— EXCERPTED TEXT —

=====

Closed hmaarrfk closed 2 years ago

hmaarrfk commented 2 years ago

I tried to leave the defaults the same. But if x264 isn't available (for example, maybe a user doesn't want GPL), then it will gracefully fallback onto other encoders.

hmaarrfk commented 2 years ago

The other thing that this allows us is to move to newer encoding format relatively easily.

hmaarrfk commented 2 years ago

I could fix this in my code, for my library alone, however, many people call imageio assuming that the video writer will work with the default arguments.

However, the underlying installation of ffmpeg may not have libx264, then the default call will fail.

This helps us build more graceful fallbacks. All the above of x264 codecs so they should be equivalent for most users.

I think ubuntu even has more of them.

hmaarrfk commented 2 years ago

I couldn't find a good way to "find encoders that used a specific codec" i resorted to string parsing, which I'm not too happy about. I would also agree that hardcoding encoders is likely a good option for the few that we know of with string parsing as a fallback.

almarklein commented 2 years ago

I would also agree that hardcoding encoders is likely a good option for the few that we know of with string parsing as a fallback.

Not sure what you mean. Do you mean that in the result of the ffmpeg invokation we search for a set of hardcoded codecs instead of doing the parsing? Sounds good, if that makes the code a bit more elegant/reliable.

hmaarrfk commented 2 years ago

@almarklein I'm glad this is well received.

I'm really scare of string parsing command line programs that aren't documented to behave a certain way. I've included a hybrid approach that I believe will be more robust.

=====

— WHAT IS NEEDED —
Can you retype the discussion thread about ffmpeg encoder fallbacks word for word, starting with "I could fix" and going on through "the default arguments."?

— COLLECTED MATERIAL —
=====

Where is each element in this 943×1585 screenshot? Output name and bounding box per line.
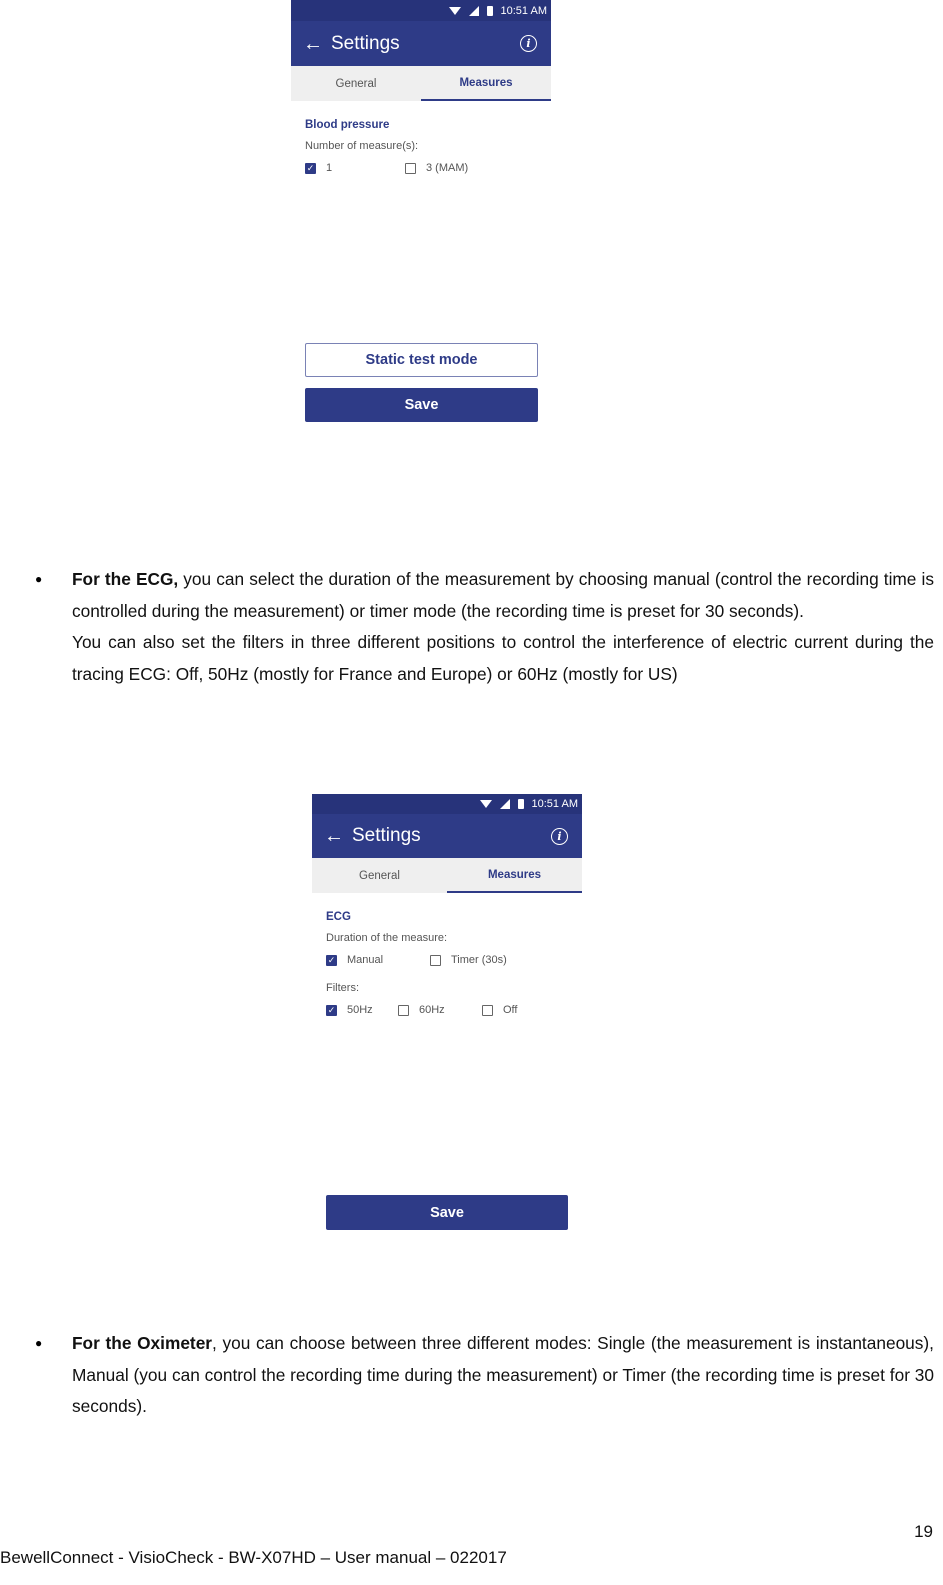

=====

— THE REPLY —
I could fix this in my code, for my library alone, however, many people call imageio assuming that the video writer will work with the default arguments.